:: WORK INSTRUCTIONS ::
Check each line of the material below for "filtrist", then copy the ones that contain it.
## Begin DATA
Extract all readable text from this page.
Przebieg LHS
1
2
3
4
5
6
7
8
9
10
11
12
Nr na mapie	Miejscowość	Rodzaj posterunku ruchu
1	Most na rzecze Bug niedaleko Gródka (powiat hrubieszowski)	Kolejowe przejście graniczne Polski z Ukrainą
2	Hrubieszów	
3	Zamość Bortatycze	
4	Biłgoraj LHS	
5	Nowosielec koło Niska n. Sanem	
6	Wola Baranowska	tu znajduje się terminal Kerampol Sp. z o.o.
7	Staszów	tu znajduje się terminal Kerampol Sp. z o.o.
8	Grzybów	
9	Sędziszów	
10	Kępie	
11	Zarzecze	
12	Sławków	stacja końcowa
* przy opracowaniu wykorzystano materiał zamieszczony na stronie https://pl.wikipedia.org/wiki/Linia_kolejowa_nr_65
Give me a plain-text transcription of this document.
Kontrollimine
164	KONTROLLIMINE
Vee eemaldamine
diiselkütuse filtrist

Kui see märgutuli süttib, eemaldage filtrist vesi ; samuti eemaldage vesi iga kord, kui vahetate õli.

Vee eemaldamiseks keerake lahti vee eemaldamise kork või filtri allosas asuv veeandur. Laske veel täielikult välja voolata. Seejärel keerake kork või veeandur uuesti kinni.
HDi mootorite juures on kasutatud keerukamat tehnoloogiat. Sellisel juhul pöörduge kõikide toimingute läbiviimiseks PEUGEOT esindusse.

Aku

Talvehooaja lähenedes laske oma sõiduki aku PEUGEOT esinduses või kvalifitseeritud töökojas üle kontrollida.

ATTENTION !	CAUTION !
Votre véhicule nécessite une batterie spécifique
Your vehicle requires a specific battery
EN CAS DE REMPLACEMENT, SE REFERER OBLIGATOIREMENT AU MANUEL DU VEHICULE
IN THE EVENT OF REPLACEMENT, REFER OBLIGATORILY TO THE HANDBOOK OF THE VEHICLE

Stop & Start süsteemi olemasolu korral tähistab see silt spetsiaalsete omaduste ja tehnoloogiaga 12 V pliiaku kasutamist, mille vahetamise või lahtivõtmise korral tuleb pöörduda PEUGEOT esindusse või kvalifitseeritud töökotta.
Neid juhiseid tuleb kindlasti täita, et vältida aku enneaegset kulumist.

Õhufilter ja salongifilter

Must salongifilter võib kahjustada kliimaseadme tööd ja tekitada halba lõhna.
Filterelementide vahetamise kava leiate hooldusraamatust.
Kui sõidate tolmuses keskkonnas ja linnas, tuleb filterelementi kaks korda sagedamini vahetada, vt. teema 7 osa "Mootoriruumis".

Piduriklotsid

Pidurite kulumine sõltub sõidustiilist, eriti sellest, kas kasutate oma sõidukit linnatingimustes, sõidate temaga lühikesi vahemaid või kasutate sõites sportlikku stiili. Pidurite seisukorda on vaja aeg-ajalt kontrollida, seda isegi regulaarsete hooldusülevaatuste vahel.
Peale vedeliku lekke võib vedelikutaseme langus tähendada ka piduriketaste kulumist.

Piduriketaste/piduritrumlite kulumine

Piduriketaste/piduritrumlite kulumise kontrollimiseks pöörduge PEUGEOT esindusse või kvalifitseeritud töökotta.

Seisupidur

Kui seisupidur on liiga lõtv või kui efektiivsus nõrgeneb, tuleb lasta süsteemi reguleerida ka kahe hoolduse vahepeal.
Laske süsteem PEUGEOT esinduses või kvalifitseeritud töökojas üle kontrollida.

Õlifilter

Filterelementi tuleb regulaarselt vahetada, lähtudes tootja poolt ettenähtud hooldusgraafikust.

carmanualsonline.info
## End DATA
:: EXERCISE RESULT ::
diiselkütuse filtrist
Kui see märgutuli süttib, eemaldage filtrist vesi ; samuti eemaldage vesi iga kord, kui vahetate õli.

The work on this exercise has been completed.